— begin —

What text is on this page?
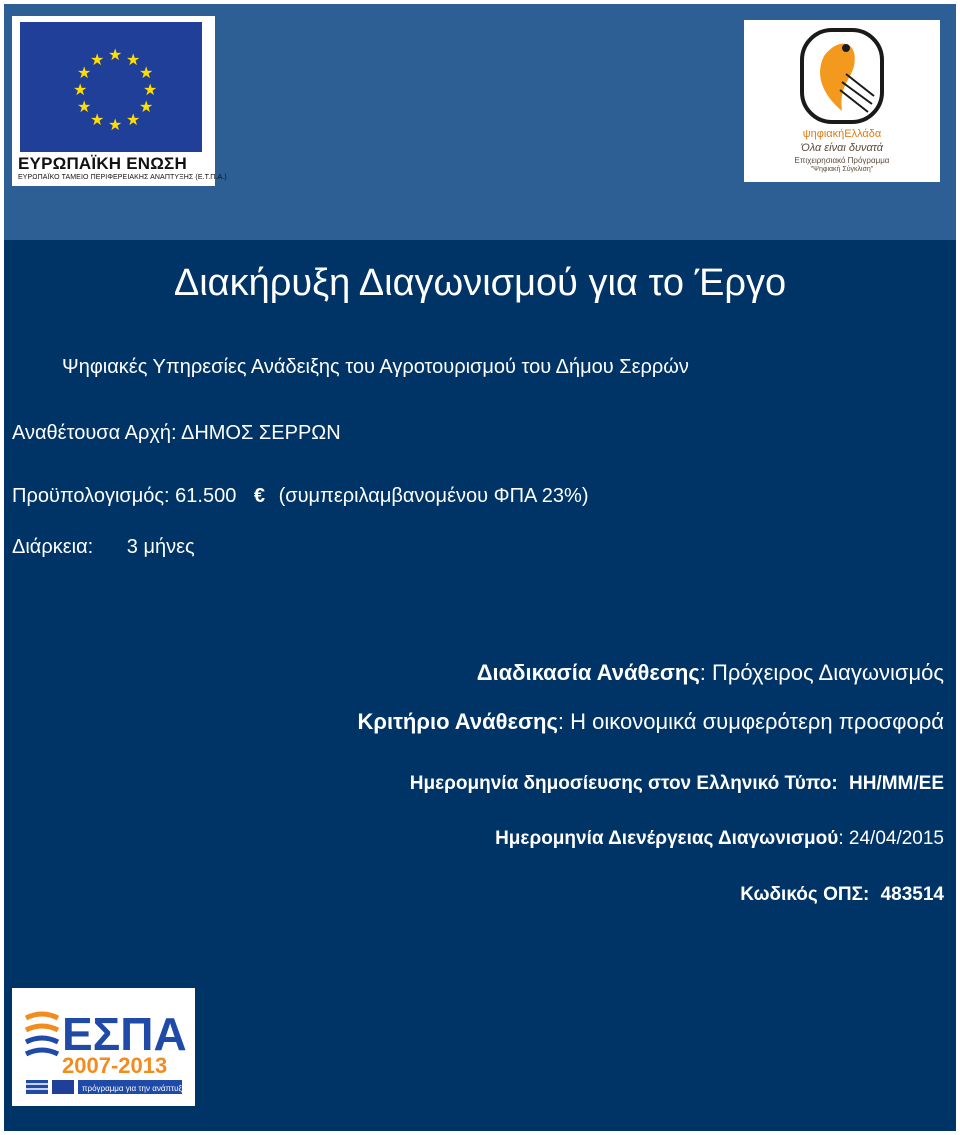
★ ★
★
★
★
★
★
★
★
★
★
★
ΕΥΡΩΠΑΪΚΗ ΕΝΩΣΗ
ΕΥΡΩΠΑΪΚΟ ΤΑΜΕΙΟ ΠΕΡΙΦΕΡΕΙΑΚΗΣ ΑΝΑΠΤΥΞΗΣ (Ε.Τ.Π.Α.)
ψηφιακήΕλλάδα
Όλα είναι δυνατά
Επιχειρησιακό Πρόγραμμα
"Ψηφιακή Σύγκλιση"
Διακήρυξη Διαγωνισμού για το Έργο
Ψηφιακές Υπηρεσίες Ανάδειξης του Αγροτουρισμού του Δήμου Σερρών
Αναθέτουσα Αρχή: ΔΗΜΟΣ ΣΕΡΡΩΝ
Προϋπολογισμός: 61.500 € (συμπεριλαμβανομένου ΦΠΑ 23%)
Διάρκεια: 3 μήνες
Διαδικασία Ανάθεσης: Πρόχειρος Διαγωνισμός
Κριτήριο Ανάθεσης: Η οικονομικά συμφερότερη προσφορά
Ημερομηνία δημοσίευσης στον Ελληνικό Τύπο: ΗΗ/ΜΜ/ΕΕ
Ημερομηνία Διενέργειας Διαγωνισμού: 24/04/2015
Κωδικός ΟΠΣ: 483514
ΕΣΠΑ
2007-2013
πρόγραμμα για την ανάπτυξη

— end —

▶ **WHAT THE TASK ASKS**:
Scan the material for lines with the word "Διαγωνισμού", and copy each line you find.

▶ **FINISHED EXERCISE**:
Διακήρυξη Διαγωνισμού για το Έργο
Ημερομηνία Διενέργειας Διαγωνισμού: 24/04/2015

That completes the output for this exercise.